◆ TASK PROMPT
Copy all the entries below exactly, but not the pictures.

◆ RECORDS SUPPLIED

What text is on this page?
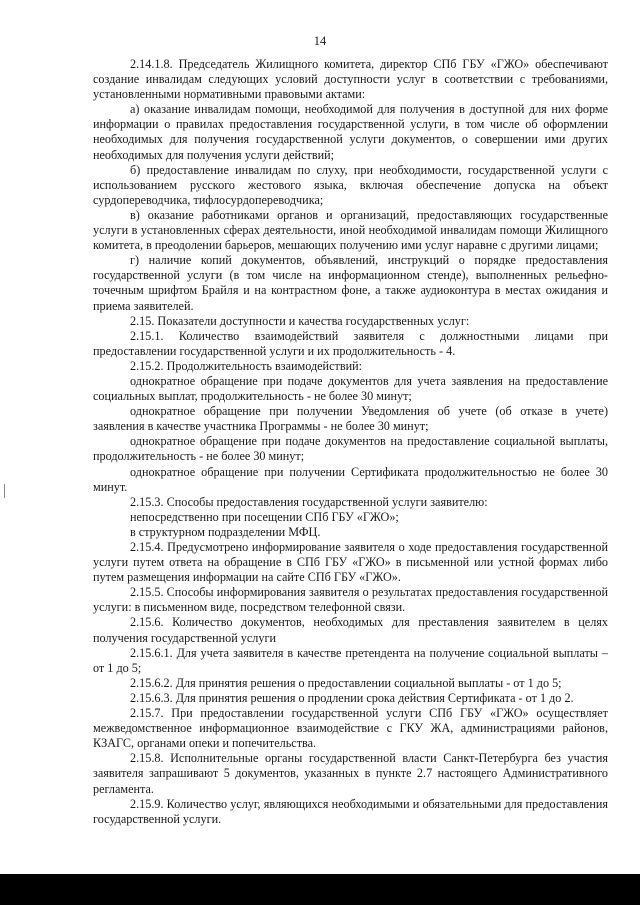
14

2.14.1.8. Председатель Жилищного комитета, директор СПб ГБУ «ГЖО» обеспечивают создание инвалидам следующих условий доступности услуг в соответствии с требованиями, установленными нормативными правовыми актами:

а) оказание инвалидам помощи, необходимой для получения в доступной для них форме информации о правилах предоставления государственной услуги, в том числе об оформлении необходимых для получения государственной услуги документов, о совершении ими других необходимых для получения услуги действий;

б) предоставление инвалидам по слуху, при необходимости, государственной услуги с использованием русского жестового языка, включая обеспечение допуска на объект сурдопереводчика, тифлосурдопереводчика;

в) оказание работниками органов и организаций, предоставляющих государственные услуги в установленных сферах деятельности, иной необходимой инвалидам помощи Жилищного комитета, в преодолении барьеров, мешающих получению ими услуг наравне с другими лицами;

г) наличие копий документов, объявлений, инструкций о порядке предоставления государственной услуги (в том числе на информационном стенде), выполненных рельефно-точечным шрифтом Брайля и на контрастном фоне, а также аудиоконтура в местах ожидания и приема заявителей.

2.15. Показатели доступности и качества государственных услуг:

2.15.1. Количество взаимодействий заявителя с должностными лицами при предоставлении государственной услуги и их продолжительность - 4.

2.15.2. Продолжительность взаимодействий:

однократное обращение при подаче документов для учета заявления на предоставление социальных выплат, продолжительность - не более 30 минут;

однократное обращение при получении Уведомления об учете (об отказе в учете) заявления в качестве участника Программы - не более 30 минут;

однократное обращение при подаче документов на предоставление социальной выплаты, продолжительность - не более 30 минут;

однократное обращение при получении Сертификата продолжительностью не более 30 минут.

2.15.3. Способы предоставления государственной услуги заявителю:

непосредственно при посещении СПб ГБУ «ГЖО»;

в структурном подразделении МФЦ.

2.15.4. Предусмотрено информирование заявителя о ходе предоставления государственной услуги путем ответа на обращение в СПб ГБУ «ГЖО» в письменной или устной формах либо путем размещения информации на сайте СПб ГБУ «ГЖО».

2.15.5. Способы информирования заявителя о результатах предоставления государственной услуги: в письменном виде, посредством телефонной связи.

2.15.6. Количество документов, необходимых для преставления заявителем в целях получения государственной услуги

2.15.6.1. Для учета заявителя в качестве претендента на получение социальной выплаты – от 1 до 5;

2.15.6.2. Для принятия решения о предоставлении социальной выплаты - от 1 до 5;

2.15.6.3. Для принятия решения о продлении срока действия Сертификата - от 1 до 2.

2.15.7. При предоставлении государственной услуги СПб ГБУ «ГЖО» осуществляет межведомственное информационное взаимодействие с ГКУ ЖА, администрациями районов, КЗАГС, органами опеки и попечительства.

2.15.8. Исполнительные органы государственной власти Санкт-Петербурга без участия заявителя запрашивают 5 документов, указанных в пункте 2.7 настоящего Административного регламента.

2.15.9. Количество услуг, являющихся необходимыми и обязательными для предоставления государственной услуги.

◆ ANSWER FOR THE TASK
What text is on this page?
14

2.14.1.8. Председатель Жилищного комитета, директор СПб ГБУ «ГЖО» обеспечивают создание инвалидам следующих условий доступности услуг в соответствии с требованиями, установленными нормативными правовыми актами:

а) оказание инвалидам помощи, необходимой для получения в доступной для них форме информации о правилах предоставления государственной услуги, в том числе об оформлении необходимых для получения государственной услуги документов, о совершении ими других необходимых для получения услуги действий;

б) предоставление инвалидам по слуху, при необходимости, государственной услуги с использованием русского жестового языка, включая обеспечение допуска на объект сурдопереводчика, тифлосурдопереводчика;

в) оказание работниками органов и организаций, предоставляющих государственные услуги в установленных сферах деятельности, иной необходимой инвалидам помощи Жилищного комитета, в преодолении барьеров, мешающих получению ими услуг наравне с другими лицами;

г) наличие копий документов, объявлений, инструкций о порядке предоставления государственной услуги (в том числе на информационном стенде), выполненных рельефно-точечным шрифтом Брайля и на контрастном фоне, а также аудиоконтура в местах ожидания и приема заявителей.

2.15. Показатели доступности и качества государственных услуг:

2.15.1. Количество взаимодействий заявителя с должностными лицами при предоставлении государственной услуги и их продолжительность - 4.

2.15.2. Продолжительность взаимодействий:

однократное обращение при подаче документов для учета заявления на предоставление социальных выплат, продолжительность - не более 30 минут;

однократное обращение при получении Уведомления об учете (об отказе в учете) заявления в качестве участника Программы - не более 30 минут;

однократное обращение при подаче документов на предоставление социальной выплаты, продолжительность - не более 30 минут;

однократное обращение при получении Сертификата продолжительностью не более 30 минут.

2.15.3. Способы предоставления государственной услуги заявителю:

непосредственно при посещении СПб ГБУ «ГЖО»;

в структурном подразделении МФЦ.

2.15.4. Предусмотрено информирование заявителя о ходе предоставления государственной услуги путем ответа на обращение в СПб ГБУ «ГЖО» в письменной или устной формах либо путем размещения информации на сайте СПб ГБУ «ГЖО».

2.15.5. Способы информирования заявителя о результатах предоставления государственной услуги: в письменном виде, посредством телефонной связи.

2.15.6. Количество документов, необходимых для преставления заявителем в целях получения государственной услуги

2.15.6.1. Для учета заявителя в качестве претендента на получение социальной выплаты – от 1 до 5;

2.15.6.2. Для принятия решения о предоставлении социальной выплаты - от 1 до 5;

2.15.6.3. Для принятия решения о продлении срока действия Сертификата - от 1 до 2.

2.15.7. При предоставлении государственной услуги СПб ГБУ «ГЖО» осуществляет межведомственное информационное взаимодействие с ГКУ ЖА, администрациями районов, КЗАГС, органами опеки и попечительства.

2.15.8. Исполнительные органы государственной власти Санкт-Петербурга без участия заявителя запрашивают 5 документов, указанных в пункте 2.7 настоящего Административного регламента.

2.15.9. Количество услуг, являющихся необходимыми и обязательными для предоставления государственной услуги.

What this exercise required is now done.